§ EXTRACTED INFORMATION
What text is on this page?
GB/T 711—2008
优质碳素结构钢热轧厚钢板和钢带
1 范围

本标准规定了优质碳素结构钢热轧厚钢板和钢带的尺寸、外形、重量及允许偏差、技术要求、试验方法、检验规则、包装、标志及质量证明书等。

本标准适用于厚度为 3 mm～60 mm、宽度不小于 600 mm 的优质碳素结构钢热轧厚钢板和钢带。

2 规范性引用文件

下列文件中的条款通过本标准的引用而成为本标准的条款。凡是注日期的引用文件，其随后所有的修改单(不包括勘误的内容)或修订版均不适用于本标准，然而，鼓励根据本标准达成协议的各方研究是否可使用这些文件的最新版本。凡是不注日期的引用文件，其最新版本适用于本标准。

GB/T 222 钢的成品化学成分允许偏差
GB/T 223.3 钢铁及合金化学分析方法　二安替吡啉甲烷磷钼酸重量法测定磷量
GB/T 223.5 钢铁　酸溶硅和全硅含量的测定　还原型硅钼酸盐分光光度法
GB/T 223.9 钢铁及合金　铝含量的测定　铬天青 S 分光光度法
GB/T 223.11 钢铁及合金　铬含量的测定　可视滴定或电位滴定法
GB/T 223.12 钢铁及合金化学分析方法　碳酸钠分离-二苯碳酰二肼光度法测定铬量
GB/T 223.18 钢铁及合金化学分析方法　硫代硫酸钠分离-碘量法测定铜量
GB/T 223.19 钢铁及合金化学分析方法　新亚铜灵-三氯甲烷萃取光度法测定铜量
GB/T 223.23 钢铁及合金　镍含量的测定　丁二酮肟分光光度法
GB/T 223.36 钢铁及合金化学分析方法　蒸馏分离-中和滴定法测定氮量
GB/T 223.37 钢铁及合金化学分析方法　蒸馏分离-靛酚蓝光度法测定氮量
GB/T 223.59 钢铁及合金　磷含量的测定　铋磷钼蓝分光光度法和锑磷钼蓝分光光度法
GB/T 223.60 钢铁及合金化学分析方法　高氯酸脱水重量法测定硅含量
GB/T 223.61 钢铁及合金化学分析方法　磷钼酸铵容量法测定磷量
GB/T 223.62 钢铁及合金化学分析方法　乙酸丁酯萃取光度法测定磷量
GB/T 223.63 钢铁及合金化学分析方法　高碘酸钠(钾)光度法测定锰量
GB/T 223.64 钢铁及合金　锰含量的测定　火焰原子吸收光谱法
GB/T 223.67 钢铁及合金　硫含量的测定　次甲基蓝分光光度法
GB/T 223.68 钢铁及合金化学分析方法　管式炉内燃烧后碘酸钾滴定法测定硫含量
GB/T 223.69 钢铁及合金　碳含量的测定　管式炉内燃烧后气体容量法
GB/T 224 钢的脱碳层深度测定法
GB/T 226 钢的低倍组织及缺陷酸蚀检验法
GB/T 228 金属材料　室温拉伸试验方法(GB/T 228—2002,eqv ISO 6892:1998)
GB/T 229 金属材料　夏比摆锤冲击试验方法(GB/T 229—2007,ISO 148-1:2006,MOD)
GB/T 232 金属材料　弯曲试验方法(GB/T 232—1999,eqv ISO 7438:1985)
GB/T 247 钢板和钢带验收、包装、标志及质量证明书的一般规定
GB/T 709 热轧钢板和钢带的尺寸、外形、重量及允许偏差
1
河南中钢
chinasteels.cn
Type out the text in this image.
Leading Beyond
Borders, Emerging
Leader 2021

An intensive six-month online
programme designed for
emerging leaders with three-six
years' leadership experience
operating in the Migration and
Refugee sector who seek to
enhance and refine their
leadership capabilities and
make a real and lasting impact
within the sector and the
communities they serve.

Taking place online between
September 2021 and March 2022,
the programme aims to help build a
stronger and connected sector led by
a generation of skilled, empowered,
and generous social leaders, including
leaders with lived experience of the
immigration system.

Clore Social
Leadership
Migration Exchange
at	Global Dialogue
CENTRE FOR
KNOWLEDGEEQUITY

§ BRIEF
Copy all lines from the material that hold "experience".

§ OUTPUT FOR THIS EXERCISE
years' leadership experience
leaders with lived experience of the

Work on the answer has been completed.